Content starts

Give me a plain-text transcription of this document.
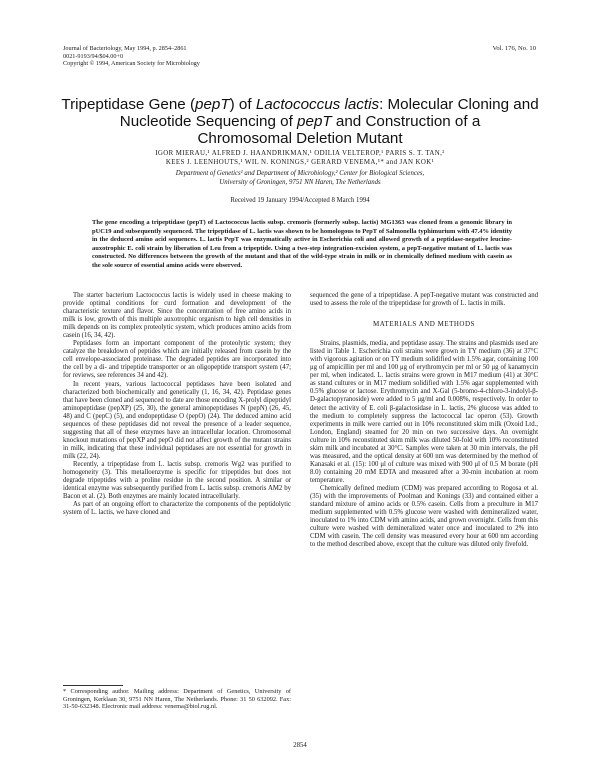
Journal of Bacteriology, May 1994, p. 2854–2861
0021-9193/94/$04.00+0
Copyright © 1994, American Society for Microbiology
Vol. 176, No. 10
Tripeptidase Gene (pepT) of Lactococcus lactis: Molecular Cloning and
Nucleotide Sequencing of pepT and Construction of a
Chromosomal Deletion Mutant
IGOR MIERAU,¹ ALFRED J. HAANDRIKMAN,¹ ODILIA VELTEROP,¹ PARIS S. T. TAN,²
KEES J. LEENHOUTS,¹ WIL N. KONINGS,² GERARD VENEMA,¹* and JAN KOK¹
Department of Genetics¹ and Department of Microbiology,² Center for Biological Sciences,
University of Groningen, 9751 NN Haren, The Netherlands
Received 19 January 1994/Accepted 8 March 1994
The gene encoding a tripeptidase (pepT) of Lactococcus lactis subsp. cremoris (formerly subsp. lactis) MG1363 was cloned from a genomic library in pUC19 and subsequently sequenced. The tripeptidase of L. lactis was shown to be homologous to PepT of Salmonella typhimurium with 47.4% identity in the deduced amino acid sequences. L. lactis PepT was enzymatically active in Escherichia coli and allowed growth of a peptidase-negative leucine-auxotrophic E. coli strain by liberation of Leu from a tripeptide. Using a two-step integration-excision system, a pepT-negative mutant of L. lactis was constructed. No differences between the growth of the mutant and that of the wild-type strain in milk or in chemically defined medium with casein as the sole source of essential amino acids were observed.

The starter bacterium Lactococcus lactis is widely used in cheese making to provide optimal conditions for curd formation and development of the characteristic texture and flavor. Since the concentration of free amino acids in milk is low, growth of this multiple auxotrophic organism to high cell densities in milk depends on its complex proteolytic system, which produces amino acids from casein (16, 34, 42).

Peptidases form an important component of the proteolytic system; they catalyze the breakdown of peptides which are initially released from casein by the cell envelope-associated proteinase. The degraded peptides are incorporated into the cell by a di- and tripeptide transporter or an oligopeptide transport system (47; for reviews, see references 34 and 42).

In recent years, various lactococcal peptidases have been isolated and characterized both biochemically and genetically (1, 16, 34, 42). Peptidase genes that have been cloned and sequenced to date are those encoding X-prolyl dipeptidyl aminopeptidase (pepXP) (25, 30), the general aminopeptidases N (pepN) (26, 45, 48) and C (pepC) (5), and endopeptidase O (pepO) (24). The deduced amino acid sequences of these peptidases did not reveal the presence of a leader sequence, suggesting that all of these enzymes have an intracellular location. Chromosomal knockout mutations of pepXP and pepO did not affect growth of the mutant strains in milk, indicating that these individual peptidases are not essential for growth in milk (22, 24).

Recently, a tripeptidase from L. lactis subsp. cremoris Wg2 was purified to homogeneity (3). This metalloenzyme is specific for tripeptides but does not degrade tripeptides with a proline residue in the second position. A similar or identical enzyme was subsequently purified from L. lactis subsp. cremoris AM2 by Bacon et al. (2). Both enzymes are mainly located intracellularly.

As part of an ongoing effort to characterize the components of the peptidolytic system of L. lactis, we have cloned and

sequenced the gene of a tripeptidase. A pepT-negative mutant was constructed and used to assess the role of the tripeptidase for growth of L. lactis in milk.

MATERIALS AND METHODS

Strains, plasmids, media, and peptidase assay. The strains and plasmids used are listed in Table 1. Escherichia coli strains were grown in TY medium (36) at 37°C with vigorous agitation or on TY medium solidified with 1.5% agar, containing 100 μg of ampicillin per ml and 100 μg of erythromycin per ml or 50 μg of kanamycin per ml, when indicated. L. lactis strains were grown in M17 medium (41) at 30°C as stand cultures or in M17 medium solidified with 1.5% agar supplemented with 0.5% glucose or lactose. Erythromycin and X-Gal (5-bromo-4-chloro-3-indolyl-β-D-galactopyranoside) were added to 5 μg/ml and 0.008%, respectively. In order to detect the activity of E. coli β-galactosidase in L. lactis, 2% glucose was added to the medium to completely suppress the lactococcal lac operon (53). Growth experiments in milk were carried out in 10% reconstituted skim milk (Oxoid Ltd., London, England) steamed for 20 min on two successive days. An overnight culture in 10% reconstituted skim milk was diluted 50-fold with 10% reconstituted skim milk and incubated at 30°C. Samples were taken at 30 min intervals, the pH was measured, and the optical density at 600 nm was determined by the method of Kanasaki et al. (15): 100 μl of culture was mixed with 900 μl of 0.5 M borate (pH 8.0) containing 20 mM EDTA and measured after a 30-min incubation at room temperature.

Chemically defined medium (CDM) was prepared according to Rogosa et al. (35) with the improvements of Poolman and Konings (33) and contained either a standard mixture of amino acids or 0.5% casein. Cells from a preculture in M17 medium supplemented with 0.5% glucose were washed with demineralized water, inoculated to 1% into CDM with amino acids, and grown overnight. Cells from this culture were washed with demineralized water once and inoculated to 2% into CDM with casein. The cell density was measured every hour at 600 nm according to the method described above, except that the culture was diluted only fivefold.

* Corresponding author. Mailing address: Department of Genetics, University of Groningen, Kerklaan 30, 9751 NN Haren, The Netherlands. Phone: 31 50 632092. Fax: 31-50-632348. Electronic mail address: venema@biol.rug.nl.
2854
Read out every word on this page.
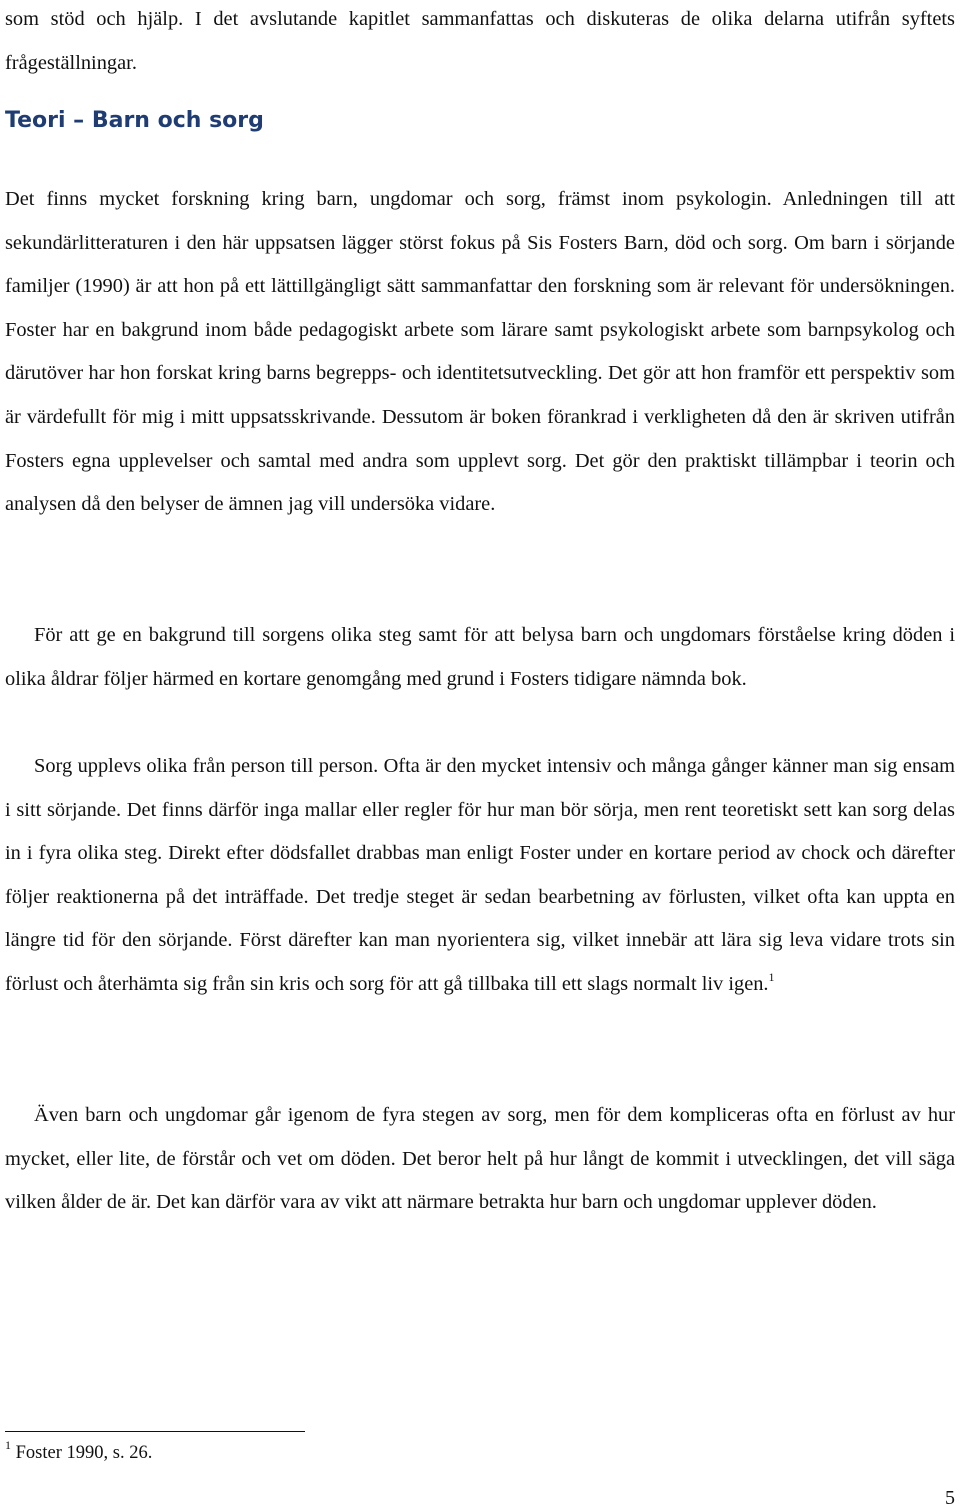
som stöd och hjälp. I det avslutande kapitlet sammanfattas och diskuteras de olika delarna utifrån syftets frågeställningar.

Teori – Barn och sorg

Det finns mycket forskning kring barn, ungdomar och sorg, främst inom psykologin. Anledningen till att sekundärlitteraturen i den här uppsatsen lägger störst fokus på Sis Fosters Barn, död och sorg. Om barn i sörjande familjer (1990) är att hon på ett lättillgängligt sätt sammanfattar den forskning som är relevant för undersökningen. Foster har en bakgrund inom både pedagogiskt arbete som lärare samt psykologiskt arbete som barnpsykolog och därutöver har hon forskat kring barns begrepps- och identitetsutveckling. Det gör att hon framför ett perspektiv som är värdefullt för mig i mitt uppsatsskrivande. Dessutom är boken förankrad i verkligheten då den är skriven utifrån Fosters egna upplevelser och samtal med andra som upplevt sorg. Det gör den praktiskt tillämpbar i teorin och analysen då den belyser de ämnen jag vill undersöka vidare.

För att ge en bakgrund till sorgens olika steg samt för att belysa barn och ungdomars förståelse kring döden i olika åldrar följer härmed en kortare genomgång med grund i Fosters tidigare nämnda bok.

Sorg upplevs olika från person till person. Ofta är den mycket intensiv och många gånger känner man sig ensam i sitt sörjande. Det finns därför inga mallar eller regler för hur man bör sörja, men rent teoretiskt sett kan sorg delas in i fyra olika steg. Direkt efter dödsfallet drabbas man enligt Foster under en kortare period av chock och därefter följer reaktionerna på det inträffade. Det tredje steget är sedan bearbetning av förlusten, vilket ofta kan uppta en längre tid för den sörjande. Först därefter kan man nyorientera sig, vilket innebär att lära sig leva vidare trots sin förlust och återhämta sig från sin kris och sorg för att gå tillbaka till ett slags normalt liv igen.$^1$

Även barn och ungdomar går igenom de fyra stegen av sorg, men för dem kompliceras ofta en förlust av hur mycket, eller lite, de förstår och vet om döden. Det beror helt på hur långt de kommit i utvecklingen, det vill säga vilken ålder de är. Det kan därför vara av vikt att närmare betrakta hur barn och ungdomar upplever döden.

$^1$ Foster 1990, s. 26.
5
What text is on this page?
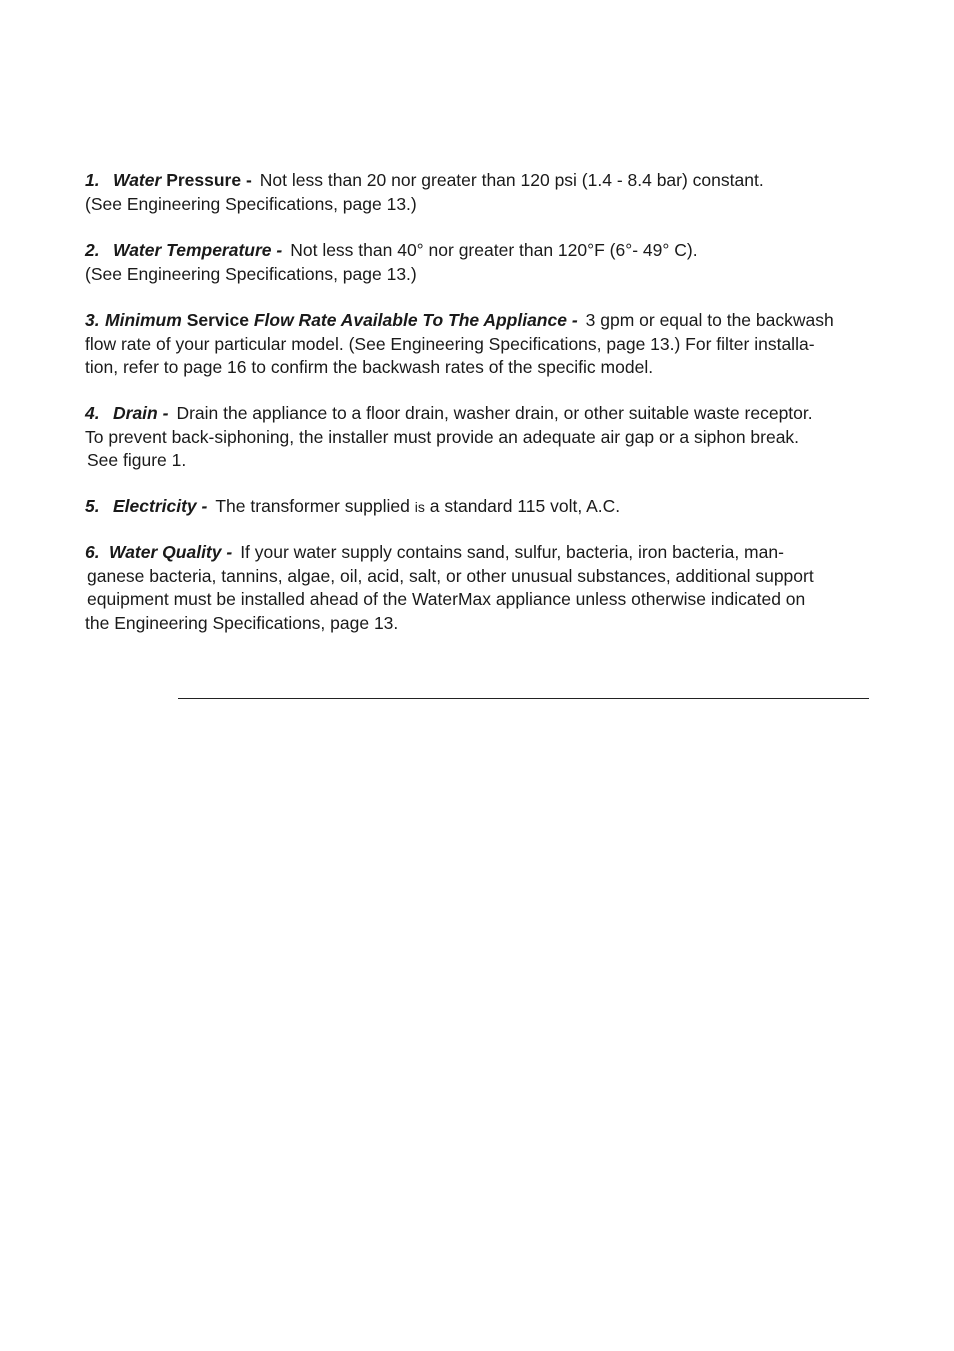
1. Water Pressure - Not less than 20 nor greater than 120 psi (1.4 - 8.4 bar) constant.
(See Engineering Specifications, page 13.)
2. Water Temperature - Not less than 40° nor greater than 120°F (6°- 49° C).
(See Engineering Specifications, page 13.)
3. Minimum Service Flow Rate Available To The Appliance - 3 gpm or equal to the backwash
flow rate of your particular model. (See Engineering Specifications, page 13.) For filter installa-
tion, refer to page 16 to confirm the backwash rates of the specific model.
4. Drain - Drain the appliance to a floor drain, washer drain, or other suitable waste receptor.
To prevent back-siphoning, the installer must provide an adequate air gap or a siphon break.
See figure 1.
5. Electricity - The transformer supplied is a standard 115 volt, A.C.
6. Water Quality - If your water supply contains sand, sulfur, bacteria, iron bacteria, man-
ganese bacteria, tannins, algae, oil, acid, salt, or other unusual substances, additional support
equipment must be installed ahead of the WaterMax appliance unless otherwise indicated on
the Engineering Specifications, page 13.
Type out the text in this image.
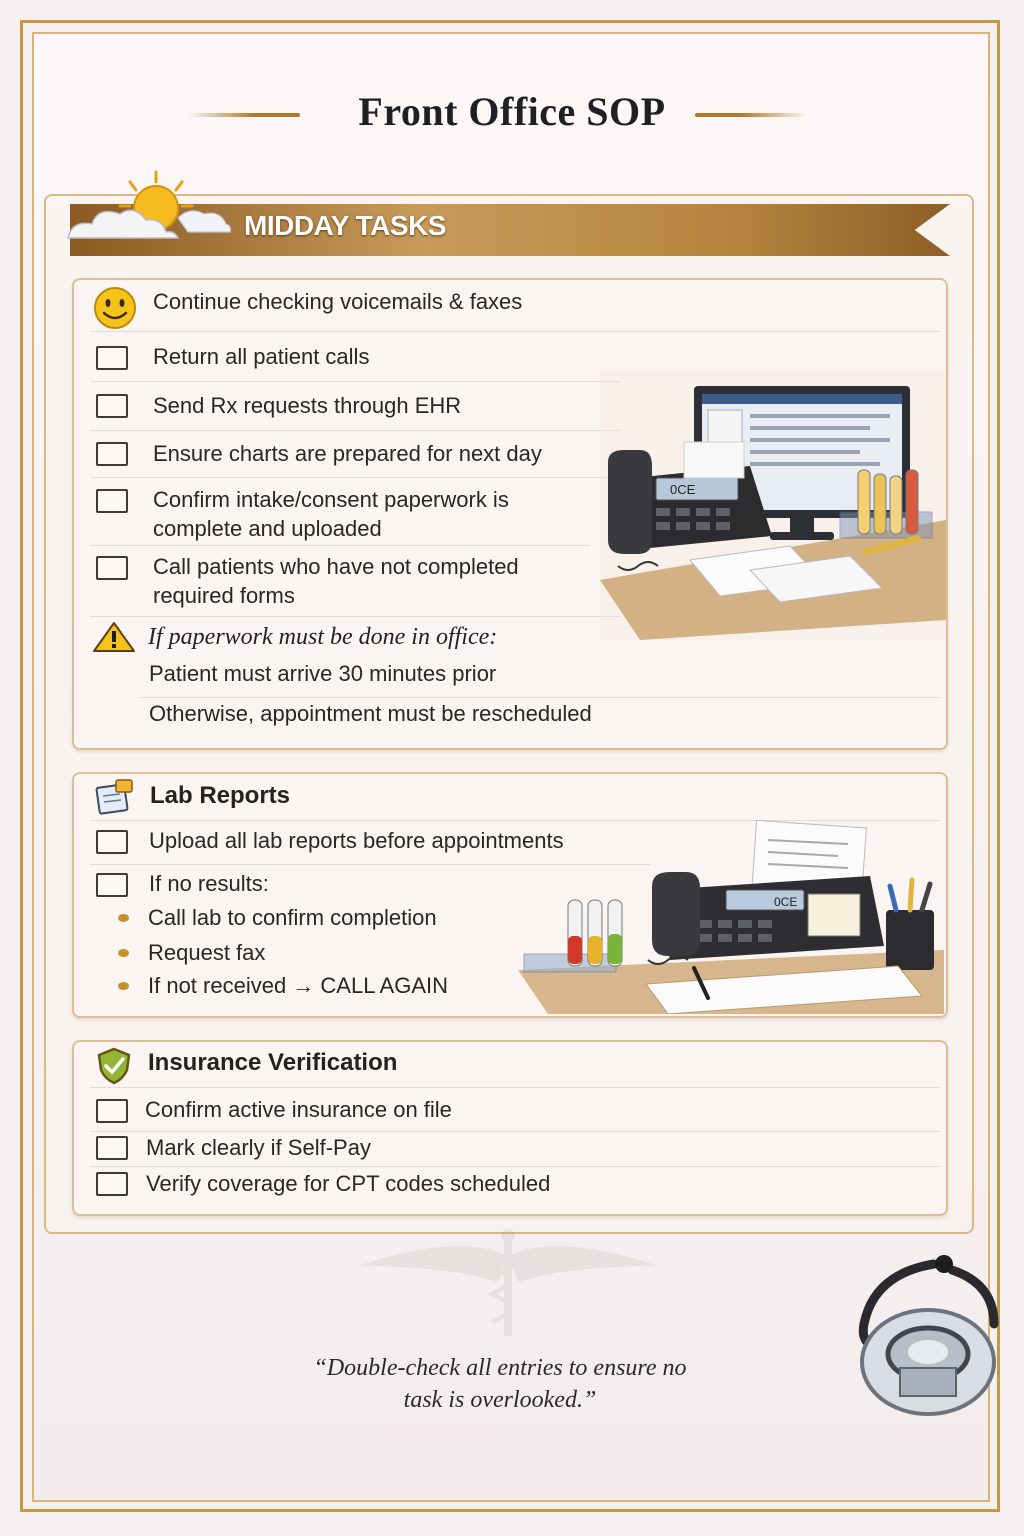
Front Office SOP
MIDDAY TASKS
Continue checking voicemails & faxes
Return all patient calls
Send Rx requests through EHR
Ensure charts are prepared for next day
Confirm intake/consent paperwork is complete and uploaded
Call patients who have not completed required forms
If paperwork must be done in office:
Patient must arrive 30 minutes prior
Otherwise, appointment must be rescheduled
0CE
Lab Reports
Upload all lab reports before appointments
If no results:
Call lab to confirm completion
Request fax
If not received → CALL AGAIN
0CE
Insurance Verification
Confirm active insurance on file
Mark clearly if Self-Pay
Verify coverage for CPT codes scheduled
“Double-check all entries to ensure no
task is overlooked.”
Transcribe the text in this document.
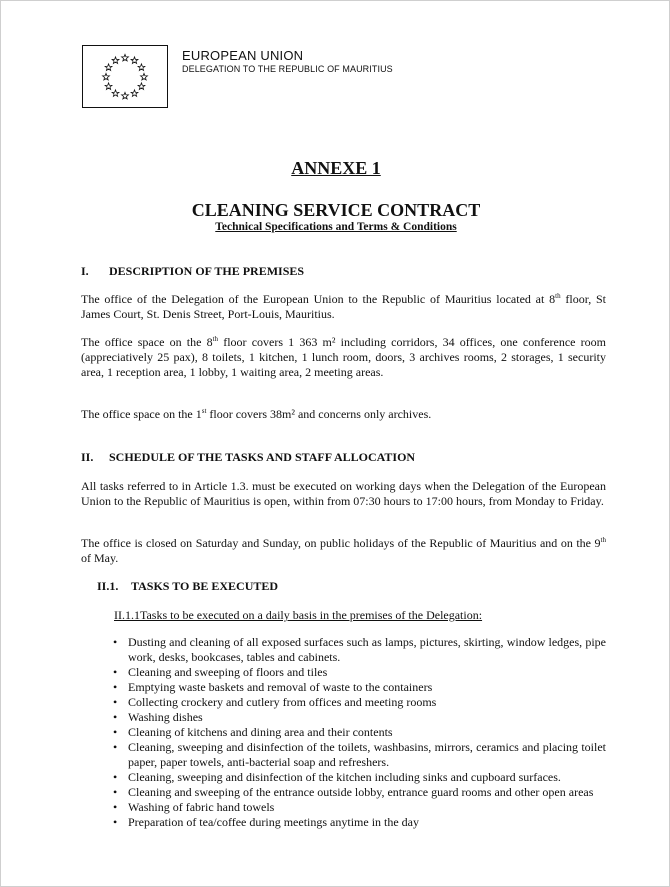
EUROPEAN UNION
DELEGATION TO THE REPUBLIC OF MAURITIUS
ANNEXE 1
CLEANING SERVICE CONTRACT
Technical Specifications and Terms & Conditions
I. DESCRIPTION OF THE PREMISES
The office of the Delegation of the European Union to the Republic of Mauritius located at 8th floor, St James Court, St. Denis Street, Port-Louis, Mauritius.
The office space on the 8th floor covers 1 363 m² including corridors, 34 offices, one conference room (appreciatively 25 pax), 8 toilets, 1 kitchen, 1 lunch room, doors, 3 archives rooms, 2 storages, 1 security area, 1 reception area, 1 lobby, 1 waiting area, 2 meeting areas.
The office space on the 1st floor covers 38m² and concerns only archives.
II. SCHEDULE OF THE TASKS AND STAFF ALLOCATION
All tasks referred to in Article 1.3. must be executed on working days when the Delegation of the European Union to the Republic of Mauritius is open, within from 07:30 hours to 17:00 hours, from Monday to Friday.
The office is closed on Saturday and Sunday, on public holidays of the Republic of Mauritius and on the 9th of May.
II.1. TASKS TO BE EXECUTED
II.1.1Tasks to be executed on a daily basis in the premises of the Delegation:
• Dusting and cleaning of all exposed surfaces such as lamps, pictures, skirting, window ledges, pipe work, desks, bookcases, tables and cabinets.
• Cleaning and sweeping of floors and tiles
• Emptying waste baskets and removal of waste to the containers
• Collecting crockery and cutlery from offices and meeting rooms
• Washing dishes
• Cleaning of kitchens and dining area and their contents
• Cleaning, sweeping and disinfection of the toilets, washbasins, mirrors, ceramics and placing toilet paper, paper towels, anti-bacterial soap and refreshers.
• Cleaning, sweeping and disinfection of the kitchen including sinks and cupboard surfaces.
• Cleaning and sweeping of the entrance outside lobby, entrance guard rooms and other open areas
• Washing of fabric hand towels
• Preparation of tea/coffee during meetings anytime in the day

Content ends

EXERCISE DESCRIPTION -> If a line in the records contains the string "Washing", copy it out.

SOLUTION TO THE PROBLEM ->
• Washing dishes
• Washing of fabric hand towels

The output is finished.